### Exercise instructions
Copy all the material below, exactly as it stands.

### Data listing

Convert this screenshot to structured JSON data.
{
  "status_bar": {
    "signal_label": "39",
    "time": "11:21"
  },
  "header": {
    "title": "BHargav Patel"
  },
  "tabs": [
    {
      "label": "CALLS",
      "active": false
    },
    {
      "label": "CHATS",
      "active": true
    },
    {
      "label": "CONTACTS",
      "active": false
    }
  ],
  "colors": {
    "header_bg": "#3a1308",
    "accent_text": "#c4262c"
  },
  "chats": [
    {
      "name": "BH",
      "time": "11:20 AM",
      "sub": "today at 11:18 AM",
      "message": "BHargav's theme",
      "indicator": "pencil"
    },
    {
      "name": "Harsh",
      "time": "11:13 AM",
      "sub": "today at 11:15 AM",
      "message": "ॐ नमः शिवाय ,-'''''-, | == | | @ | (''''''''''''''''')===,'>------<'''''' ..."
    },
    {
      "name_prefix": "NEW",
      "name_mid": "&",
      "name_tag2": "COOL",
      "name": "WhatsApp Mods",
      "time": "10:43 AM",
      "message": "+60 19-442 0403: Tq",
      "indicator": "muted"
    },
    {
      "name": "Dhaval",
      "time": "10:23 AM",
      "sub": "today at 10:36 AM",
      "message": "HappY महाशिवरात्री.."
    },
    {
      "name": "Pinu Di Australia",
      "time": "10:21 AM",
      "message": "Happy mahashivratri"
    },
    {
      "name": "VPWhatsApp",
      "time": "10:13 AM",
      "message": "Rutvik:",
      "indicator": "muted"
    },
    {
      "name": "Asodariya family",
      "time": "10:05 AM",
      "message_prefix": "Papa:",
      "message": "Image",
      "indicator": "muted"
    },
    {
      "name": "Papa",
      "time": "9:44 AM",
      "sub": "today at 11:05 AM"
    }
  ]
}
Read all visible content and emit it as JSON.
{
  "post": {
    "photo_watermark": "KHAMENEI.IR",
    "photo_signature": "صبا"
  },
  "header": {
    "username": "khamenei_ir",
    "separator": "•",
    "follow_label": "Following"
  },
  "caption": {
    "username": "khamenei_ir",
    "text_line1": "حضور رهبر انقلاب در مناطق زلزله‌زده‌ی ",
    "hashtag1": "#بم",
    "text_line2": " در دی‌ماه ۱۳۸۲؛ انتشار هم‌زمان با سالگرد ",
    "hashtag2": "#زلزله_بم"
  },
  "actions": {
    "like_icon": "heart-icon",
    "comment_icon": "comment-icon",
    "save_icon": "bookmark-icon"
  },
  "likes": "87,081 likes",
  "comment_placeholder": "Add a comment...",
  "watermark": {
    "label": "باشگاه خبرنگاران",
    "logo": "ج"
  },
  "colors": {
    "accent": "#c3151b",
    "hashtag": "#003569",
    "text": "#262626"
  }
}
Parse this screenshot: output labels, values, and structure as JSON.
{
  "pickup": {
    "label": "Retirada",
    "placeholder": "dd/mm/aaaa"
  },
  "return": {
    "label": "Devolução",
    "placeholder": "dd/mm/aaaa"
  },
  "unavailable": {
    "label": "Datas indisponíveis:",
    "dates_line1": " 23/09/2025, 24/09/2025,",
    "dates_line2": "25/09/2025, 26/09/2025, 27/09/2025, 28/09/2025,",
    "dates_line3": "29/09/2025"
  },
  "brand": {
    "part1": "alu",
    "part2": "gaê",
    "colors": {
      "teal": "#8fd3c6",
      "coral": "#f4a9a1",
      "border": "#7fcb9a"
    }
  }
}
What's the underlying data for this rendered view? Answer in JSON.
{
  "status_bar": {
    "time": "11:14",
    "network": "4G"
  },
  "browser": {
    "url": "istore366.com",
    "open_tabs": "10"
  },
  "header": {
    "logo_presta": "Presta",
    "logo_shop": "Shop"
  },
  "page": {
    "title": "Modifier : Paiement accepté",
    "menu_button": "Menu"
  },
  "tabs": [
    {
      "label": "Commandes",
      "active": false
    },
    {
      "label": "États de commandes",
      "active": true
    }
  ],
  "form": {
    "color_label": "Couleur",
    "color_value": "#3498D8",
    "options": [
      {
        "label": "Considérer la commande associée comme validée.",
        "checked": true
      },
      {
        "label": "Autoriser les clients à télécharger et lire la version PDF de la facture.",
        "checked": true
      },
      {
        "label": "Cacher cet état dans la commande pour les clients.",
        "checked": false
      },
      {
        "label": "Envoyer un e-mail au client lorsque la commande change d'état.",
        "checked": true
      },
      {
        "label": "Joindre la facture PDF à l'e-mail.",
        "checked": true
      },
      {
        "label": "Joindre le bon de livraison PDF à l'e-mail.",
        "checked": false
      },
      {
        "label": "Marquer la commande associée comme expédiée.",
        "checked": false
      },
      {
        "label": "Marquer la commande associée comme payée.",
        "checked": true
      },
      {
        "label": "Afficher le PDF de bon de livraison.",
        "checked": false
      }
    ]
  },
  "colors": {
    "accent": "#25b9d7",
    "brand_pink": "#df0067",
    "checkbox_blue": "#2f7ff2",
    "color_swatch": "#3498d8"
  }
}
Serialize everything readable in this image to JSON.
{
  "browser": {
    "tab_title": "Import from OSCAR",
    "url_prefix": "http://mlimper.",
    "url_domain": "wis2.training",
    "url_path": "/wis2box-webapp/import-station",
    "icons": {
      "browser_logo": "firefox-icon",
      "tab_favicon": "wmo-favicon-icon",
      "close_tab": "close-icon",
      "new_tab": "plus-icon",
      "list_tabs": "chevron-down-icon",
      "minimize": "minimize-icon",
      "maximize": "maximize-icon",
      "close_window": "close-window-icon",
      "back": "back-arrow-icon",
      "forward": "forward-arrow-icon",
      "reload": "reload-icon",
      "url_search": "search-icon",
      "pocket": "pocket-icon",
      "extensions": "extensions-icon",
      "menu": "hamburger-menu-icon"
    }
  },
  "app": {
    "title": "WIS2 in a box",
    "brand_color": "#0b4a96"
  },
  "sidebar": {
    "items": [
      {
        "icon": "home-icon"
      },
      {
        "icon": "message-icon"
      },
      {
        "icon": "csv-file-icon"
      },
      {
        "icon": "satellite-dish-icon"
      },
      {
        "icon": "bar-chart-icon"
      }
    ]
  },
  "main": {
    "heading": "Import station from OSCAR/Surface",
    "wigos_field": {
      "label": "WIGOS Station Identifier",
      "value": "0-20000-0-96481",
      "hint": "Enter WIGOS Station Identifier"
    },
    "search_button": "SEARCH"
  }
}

### Written solution
Convert this screenshot to structured JSON data.
{
  "status_bar": {
    "signal_label": "39",
    "time": "11:21"
  },
  "header": {
    "title": "BHargav Patel"
  },
  "tabs": [
    {
      "label": "CALLS",
      "active": false
    },
    {
      "label": "CHATS",
      "active": true
    },
    {
      "label": "CONTACTS",
      "active": false
    }
  ],
  "colors": {
    "header_bg": "#3a1308",
    "accent_text": "#c4262c"
  },
  "chats": [
    {
      "name": "BH",
      "time": "11:20 AM",
      "sub": "today at 11:18 AM",
      "message": "BHargav's theme",
      "indicator": "pencil"
    },
    {
      "name": "Harsh",
      "time": "11:13 AM",
      "sub": "today at 11:15 AM",
      "message": "ॐ नमः शिवाय ,-'''''-, | == | | @ | (''''''''''''''''')===,'>------<'''''' ..."
    },
    {
      "name_prefix": "NEW",
      "name_mid": "&",
      "name_tag2": "COOL",
      "name": "WhatsApp Mods",
      "time": "10:43 AM",
      "message": "+60 19-442 0403: Tq",
      "indicator": "muted"
    },
    {
      "name": "Dhaval",
      "time": "10:23 AM",
      "sub": "today at 10:36 AM",
      "message": "HappY महाशिवरात्री.."
    },
    {
      "name": "Pinu Di Australia",
      "time": "10:21 AM",
      "message": "Happy mahashivratri"
    },
    {
      "name": "VPWhatsApp",
      "time": "10:13 AM",
      "message": "Rutvik:",
      "indicator": "muted"
    },
    {
      "name": "Asodariya family",
      "time": "10:05 AM",
      "message_prefix": "Papa:",
      "message": "Image",
      "indicator": "muted"
    },
    {
      "name": "Papa",
      "time": "9:44 AM",
      "sub": "today at 11:05 AM"
    }
  ]
}
Read all visible content and emit it as JSON.
{
  "post": {
    "photo_watermark": "KHAMENEI.IR",
    "photo_signature": "صبا"
  },
  "header": {
    "username": "khamenei_ir",
    "separator": "•",
    "follow_label": "Following"
  },
  "caption": {
    "username": "khamenei_ir",
    "text_line1": "حضور رهبر انقلاب در مناطق زلزله‌زده‌ی ",
    "hashtag1": "#بم",
    "text_line2": " در دی‌ماه ۱۳۸۲؛ انتشار هم‌زمان با سالگرد ",
    "hashtag2": "#زلزله_بم"
  },
  "actions": {
    "like_icon": "heart-icon",
    "comment_icon": "comment-icon",
    "save_icon": "bookmark-icon"
  },
  "likes": "87,081 likes",
  "comment_placeholder": "Add a comment...",
  "watermark": {
    "label": "باشگاه خبرنگاران",
    "logo": "ج"
  },
  "colors": {
    "accent": "#c3151b",
    "hashtag": "#003569",
    "text": "#262626"
  }
}
Parse this screenshot: output labels, values, and structure as JSON.
{
  "pickup": {
    "label": "Retirada",
    "placeholder": "dd/mm/aaaa"
  },
  "return": {
    "label": "Devolução",
    "placeholder": "dd/mm/aaaa"
  },
  "unavailable": {
    "label": "Datas indisponíveis:",
    "dates_line1": " 23/09/2025, 24/09/2025,",
    "dates_line2": "25/09/2025, 26/09/2025, 27/09/2025, 28/09/2025,",
    "dates_line3": "29/09/2025"
  },
  "brand": {
    "part1": "alu",
    "part2": "gaê",
    "colors": {
      "teal": "#8fd3c6",
      "coral": "#f4a9a1",
      "border": "#7fcb9a"
    }
  }
}
What's the underlying data for this rendered view? Answer in JSON.
{
  "status_bar": {
    "time": "11:14",
    "network": "4G"
  },
  "browser": {
    "url": "istore366.com",
    "open_tabs": "10"
  },
  "header": {
    "logo_presta": "Presta",
    "logo_shop": "Shop"
  },
  "page": {
    "title": "Modifier : Paiement accepté",
    "menu_button": "Menu"
  },
  "tabs": [
    {
      "label": "Commandes",
      "active": false
    },
    {
      "label": "États de commandes",
      "active": true
    }
  ],
  "form": {
    "color_label": "Couleur",
    "color_value": "#3498D8",
    "options": [
      {
        "label": "Considérer la commande associée comme validée.",
        "checked": true
      },
      {
        "label": "Autoriser les clients à télécharger et lire la version PDF de la facture.",
        "checked": true
      },
      {
        "label": "Cacher cet état dans la commande pour les clients.",
        "checked": false
      },
      {
        "label": "Envoyer un e-mail au client lorsque la commande change d'état.",
        "checked": true
      },
      {
        "label": "Joindre la facture PDF à l'e-mail.",
        "checked": true
      },
      {
        "label": "Joindre le bon de livraison PDF à l'e-mail.",
        "checked": false
      },
      {
        "label": "Marquer la commande associée comme expédiée.",
        "checked": false
      },
      {
        "label": "Marquer la commande associée comme payée.",
        "checked": true
      },
      {
        "label": "Afficher le PDF de bon de livraison.",
        "checked": false
      }
    ]
  },
  "colors": {
    "accent": "#25b9d7",
    "brand_pink": "#df0067",
    "checkbox_blue": "#2f7ff2",
    "color_swatch": "#3498d8"
  }
}
Serialize everything readable in this image to JSON.
{
  "browser": {
    "tab_title": "Import from OSCAR",
    "url_prefix": "http://mlimper.",
    "url_domain": "wis2.training",
    "url_path": "/wis2box-webapp/import-station",
    "icons": {
      "browser_logo": "firefox-icon",
      "tab_favicon": "wmo-favicon-icon",
      "close_tab": "close-icon",
      "new_tab": "plus-icon",
      "list_tabs": "chevron-down-icon",
      "minimize": "minimize-icon",
      "maximize": "maximize-icon",
      "close_window": "close-window-icon",
      "back": "back-arrow-icon",
      "forward": "forward-arrow-icon",
      "reload": "reload-icon",
      "url_search": "search-icon",
      "pocket": "pocket-icon",
      "extensions": "extensions-icon",
      "menu": "hamburger-menu-icon"
    }
  },
  "app": {
    "title": "WIS2 in a box",
    "brand_color": "#0b4a96"
  },
  "sidebar": {
    "items": [
      {
        "icon": "home-icon"
      },
      {
        "icon": "message-icon"
      },
      {
        "icon": "csv-file-icon"
      },
      {
        "icon": "satellite-dish-icon"
      },
      {
        "icon": "bar-chart-icon"
      }
    ]
  },
  "main": {
    "heading": "Import station from OSCAR/Surface",
    "wigos_field": {
      "label": "WIGOS Station Identifier",
      "value": "0-20000-0-96481",
      "hint": "Enter WIGOS Station Identifier"
    },
    "search_button": "SEARCH"
  }
}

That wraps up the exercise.